**Input material:**
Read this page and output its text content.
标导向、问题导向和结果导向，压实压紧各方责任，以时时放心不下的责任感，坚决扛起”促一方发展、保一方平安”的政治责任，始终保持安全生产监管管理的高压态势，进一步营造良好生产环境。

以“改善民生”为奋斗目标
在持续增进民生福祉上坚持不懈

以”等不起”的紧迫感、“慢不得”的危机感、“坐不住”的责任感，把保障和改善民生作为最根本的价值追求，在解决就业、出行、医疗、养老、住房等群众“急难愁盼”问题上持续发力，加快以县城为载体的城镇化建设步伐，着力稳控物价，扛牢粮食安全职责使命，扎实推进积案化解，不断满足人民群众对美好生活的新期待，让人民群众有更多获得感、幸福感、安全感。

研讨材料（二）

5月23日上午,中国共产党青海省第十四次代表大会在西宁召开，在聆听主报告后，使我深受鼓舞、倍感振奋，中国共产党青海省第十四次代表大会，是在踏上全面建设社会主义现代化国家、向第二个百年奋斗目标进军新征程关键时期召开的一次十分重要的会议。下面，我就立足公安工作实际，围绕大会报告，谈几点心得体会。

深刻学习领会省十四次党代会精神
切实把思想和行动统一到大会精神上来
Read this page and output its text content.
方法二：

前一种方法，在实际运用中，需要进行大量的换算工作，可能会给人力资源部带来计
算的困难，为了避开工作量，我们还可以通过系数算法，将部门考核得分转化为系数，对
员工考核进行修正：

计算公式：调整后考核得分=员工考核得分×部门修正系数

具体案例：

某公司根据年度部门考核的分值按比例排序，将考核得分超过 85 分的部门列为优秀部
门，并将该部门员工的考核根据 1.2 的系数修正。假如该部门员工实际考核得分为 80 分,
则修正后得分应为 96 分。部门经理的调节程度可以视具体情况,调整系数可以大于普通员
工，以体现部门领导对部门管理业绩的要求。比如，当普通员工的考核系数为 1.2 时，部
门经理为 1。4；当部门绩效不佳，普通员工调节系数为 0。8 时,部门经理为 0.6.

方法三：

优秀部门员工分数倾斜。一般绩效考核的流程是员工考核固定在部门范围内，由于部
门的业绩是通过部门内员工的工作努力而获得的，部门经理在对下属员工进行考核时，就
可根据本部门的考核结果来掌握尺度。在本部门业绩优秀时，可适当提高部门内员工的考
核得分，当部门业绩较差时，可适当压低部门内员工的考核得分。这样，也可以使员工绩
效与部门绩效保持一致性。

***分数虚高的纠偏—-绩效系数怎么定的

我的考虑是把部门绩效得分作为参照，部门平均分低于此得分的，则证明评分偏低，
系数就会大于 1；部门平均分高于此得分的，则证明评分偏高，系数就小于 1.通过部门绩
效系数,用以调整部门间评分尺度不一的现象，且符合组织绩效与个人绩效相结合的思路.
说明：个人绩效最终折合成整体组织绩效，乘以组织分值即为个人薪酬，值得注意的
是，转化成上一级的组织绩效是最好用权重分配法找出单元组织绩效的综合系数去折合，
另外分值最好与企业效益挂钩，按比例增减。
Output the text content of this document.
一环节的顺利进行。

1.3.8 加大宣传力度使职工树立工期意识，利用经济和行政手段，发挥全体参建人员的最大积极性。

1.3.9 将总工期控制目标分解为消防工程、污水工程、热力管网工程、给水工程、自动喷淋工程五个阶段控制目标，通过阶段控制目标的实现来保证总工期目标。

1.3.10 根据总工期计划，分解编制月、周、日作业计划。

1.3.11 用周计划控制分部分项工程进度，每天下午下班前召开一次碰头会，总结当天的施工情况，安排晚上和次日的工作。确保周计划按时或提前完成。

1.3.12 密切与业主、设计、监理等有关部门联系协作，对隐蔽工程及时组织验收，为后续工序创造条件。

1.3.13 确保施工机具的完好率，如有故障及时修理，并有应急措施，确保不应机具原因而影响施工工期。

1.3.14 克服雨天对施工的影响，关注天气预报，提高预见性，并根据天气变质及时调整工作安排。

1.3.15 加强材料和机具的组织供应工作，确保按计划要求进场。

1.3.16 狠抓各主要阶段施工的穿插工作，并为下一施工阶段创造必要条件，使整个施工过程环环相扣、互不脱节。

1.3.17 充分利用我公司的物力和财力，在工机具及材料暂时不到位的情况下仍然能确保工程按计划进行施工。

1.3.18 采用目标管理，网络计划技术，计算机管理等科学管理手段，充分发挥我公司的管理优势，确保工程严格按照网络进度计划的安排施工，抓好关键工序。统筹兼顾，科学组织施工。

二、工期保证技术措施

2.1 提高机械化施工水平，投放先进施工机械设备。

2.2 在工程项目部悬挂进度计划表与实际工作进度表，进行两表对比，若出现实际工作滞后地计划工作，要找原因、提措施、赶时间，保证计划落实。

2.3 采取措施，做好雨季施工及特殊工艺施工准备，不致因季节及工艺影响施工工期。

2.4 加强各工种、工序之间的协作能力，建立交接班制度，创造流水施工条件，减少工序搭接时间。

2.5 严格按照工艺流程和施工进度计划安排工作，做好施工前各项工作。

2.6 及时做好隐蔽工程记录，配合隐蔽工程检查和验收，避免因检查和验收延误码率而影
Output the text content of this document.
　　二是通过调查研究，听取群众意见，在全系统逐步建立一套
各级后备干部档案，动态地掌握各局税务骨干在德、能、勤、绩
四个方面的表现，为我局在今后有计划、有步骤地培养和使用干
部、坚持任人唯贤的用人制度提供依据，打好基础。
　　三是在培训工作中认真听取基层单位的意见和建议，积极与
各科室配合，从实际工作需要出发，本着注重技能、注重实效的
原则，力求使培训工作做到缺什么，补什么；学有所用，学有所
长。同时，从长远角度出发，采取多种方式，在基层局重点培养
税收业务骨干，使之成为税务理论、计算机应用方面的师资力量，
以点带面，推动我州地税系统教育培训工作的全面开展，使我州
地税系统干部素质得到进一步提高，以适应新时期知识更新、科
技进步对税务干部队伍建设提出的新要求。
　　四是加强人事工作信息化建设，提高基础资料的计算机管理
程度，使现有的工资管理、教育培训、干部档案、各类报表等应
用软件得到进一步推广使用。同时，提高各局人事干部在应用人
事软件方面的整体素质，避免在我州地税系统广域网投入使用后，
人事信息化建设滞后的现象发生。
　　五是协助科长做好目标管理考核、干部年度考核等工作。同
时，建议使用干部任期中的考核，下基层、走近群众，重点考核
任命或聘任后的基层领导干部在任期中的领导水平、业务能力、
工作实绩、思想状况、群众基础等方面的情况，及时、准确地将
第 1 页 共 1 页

**What is required:**
Copy every record exactly, with nothing added or dropped.

**Response to this exercise:**
Read this page and output its text content.
标导向、问题导向和结果导向，压实压紧各方责任，以时时放心不下的责任感，坚决扛起”促一方发展、保一方平安”的政治责任，始终保持安全生产监管管理的高压态势，进一步营造良好生产环境。

以“改善民生”为奋斗目标
在持续增进民生福祉上坚持不懈

以”等不起”的紧迫感、“慢不得”的危机感、“坐不住”的责任感，把保障和改善民生作为最根本的价值追求，在解决就业、出行、医疗、养老、住房等群众“急难愁盼”问题上持续发力，加快以县城为载体的城镇化建设步伐，着力稳控物价，扛牢粮食安全职责使命，扎实推进积案化解，不断满足人民群众对美好生活的新期待，让人民群众有更多获得感、幸福感、安全感。

研讨材料（二）

5月23日上午,中国共产党青海省第十四次代表大会在西宁召开，在聆听主报告后，使我深受鼓舞、倍感振奋，中国共产党青海省第十四次代表大会，是在踏上全面建设社会主义现代化国家、向第二个百年奋斗目标进军新征程关键时期召开的一次十分重要的会议。下面，我就立足公安工作实际，围绕大会报告，谈几点心得体会。

深刻学习领会省十四次党代会精神
切实把思想和行动统一到大会精神上来
Read this page and output its text content.
方法二：

前一种方法，在实际运用中，需要进行大量的换算工作，可能会给人力资源部带来计
算的困难，为了避开工作量，我们还可以通过系数算法，将部门考核得分转化为系数，对
员工考核进行修正：

计算公式：调整后考核得分=员工考核得分×部门修正系数

具体案例：

某公司根据年度部门考核的分值按比例排序，将考核得分超过 85 分的部门列为优秀部
门，并将该部门员工的考核根据 1.2 的系数修正。假如该部门员工实际考核得分为 80 分,
则修正后得分应为 96 分。部门经理的调节程度可以视具体情况,调整系数可以大于普通员
工，以体现部门领导对部门管理业绩的要求。比如，当普通员工的考核系数为 1.2 时，部
门经理为 1。4；当部门绩效不佳，普通员工调节系数为 0。8 时,部门经理为 0.6.

方法三：

优秀部门员工分数倾斜。一般绩效考核的流程是员工考核固定在部门范围内，由于部
门的业绩是通过部门内员工的工作努力而获得的，部门经理在对下属员工进行考核时，就
可根据本部门的考核结果来掌握尺度。在本部门业绩优秀时，可适当提高部门内员工的考
核得分，当部门业绩较差时，可适当压低部门内员工的考核得分。这样，也可以使员工绩
效与部门绩效保持一致性。

***分数虚高的纠偏—-绩效系数怎么定的

我的考虑是把部门绩效得分作为参照，部门平均分低于此得分的，则证明评分偏低，
系数就会大于 1；部门平均分高于此得分的，则证明评分偏高，系数就小于 1.通过部门绩
效系数,用以调整部门间评分尺度不一的现象，且符合组织绩效与个人绩效相结合的思路.
说明：个人绩效最终折合成整体组织绩效，乘以组织分值即为个人薪酬，值得注意的
是，转化成上一级的组织绩效是最好用权重分配法找出单元组织绩效的综合系数去折合，
另外分值最好与企业效益挂钩，按比例增减。
Output the text content of this document.
一环节的顺利进行。

1.3.8 加大宣传力度使职工树立工期意识，利用经济和行政手段，发挥全体参建人员的最大积极性。

1.3.9 将总工期控制目标分解为消防工程、污水工程、热力管网工程、给水工程、自动喷淋工程五个阶段控制目标，通过阶段控制目标的实现来保证总工期目标。

1.3.10 根据总工期计划，分解编制月、周、日作业计划。

1.3.11 用周计划控制分部分项工程进度，每天下午下班前召开一次碰头会，总结当天的施工情况，安排晚上和次日的工作。确保周计划按时或提前完成。

1.3.12 密切与业主、设计、监理等有关部门联系协作，对隐蔽工程及时组织验收，为后续工序创造条件。

1.3.13 确保施工机具的完好率，如有故障及时修理，并有应急措施，确保不应机具原因而影响施工工期。

1.3.14 克服雨天对施工的影响，关注天气预报，提高预见性，并根据天气变质及时调整工作安排。

1.3.15 加强材料和机具的组织供应工作，确保按计划要求进场。

1.3.16 狠抓各主要阶段施工的穿插工作，并为下一施工阶段创造必要条件，使整个施工过程环环相扣、互不脱节。

1.3.17 充分利用我公司的物力和财力，在工机具及材料暂时不到位的情况下仍然能确保工程按计划进行施工。

1.3.18 采用目标管理，网络计划技术，计算机管理等科学管理手段，充分发挥我公司的管理优势，确保工程严格按照网络进度计划的安排施工，抓好关键工序。统筹兼顾，科学组织施工。

二、工期保证技术措施

2.1 提高机械化施工水平，投放先进施工机械设备。

2.2 在工程项目部悬挂进度计划表与实际工作进度表，进行两表对比，若出现实际工作滞后地计划工作，要找原因、提措施、赶时间，保证计划落实。

2.3 采取措施，做好雨季施工及特殊工艺施工准备，不致因季节及工艺影响施工工期。

2.4 加强各工种、工序之间的协作能力，建立交接班制度，创造流水施工条件，减少工序搭接时间。

2.5 严格按照工艺流程和施工进度计划安排工作，做好施工前各项工作。

2.6 及时做好隐蔽工程记录，配合隐蔽工程检查和验收，避免因检查和验收延误码率而影
Output the text content of this document.
　　二是通过调查研究，听取群众意见，在全系统逐步建立一套
各级后备干部档案，动态地掌握各局税务骨干在德、能、勤、绩
四个方面的表现，为我局在今后有计划、有步骤地培养和使用干
部、坚持任人唯贤的用人制度提供依据，打好基础。
　　三是在培训工作中认真听取基层单位的意见和建议，积极与
各科室配合，从实际工作需要出发，本着注重技能、注重实效的
原则，力求使培训工作做到缺什么，补什么；学有所用，学有所
长。同时，从长远角度出发，采取多种方式，在基层局重点培养
税收业务骨干，使之成为税务理论、计算机应用方面的师资力量，
以点带面，推动我州地税系统教育培训工作的全面开展，使我州
地税系统干部素质得到进一步提高，以适应新时期知识更新、科
技进步对税务干部队伍建设提出的新要求。
　　四是加强人事工作信息化建设，提高基础资料的计算机管理
程度，使现有的工资管理、教育培训、干部档案、各类报表等应
用软件得到进一步推广使用。同时，提高各局人事干部在应用人
事软件方面的整体素质，避免在我州地税系统广域网投入使用后，
人事信息化建设滞后的现象发生。
　　五是协助科长做好目标管理考核、干部年度考核等工作。同
时，建议使用干部任期中的考核，下基层、走近群众，重点考核
任命或聘任后的基层领导干部在任期中的领导水平、业务能力、
工作实绩、思想状况、群众基础等方面的情况，及时、准确地将
第 1 页 共 1 页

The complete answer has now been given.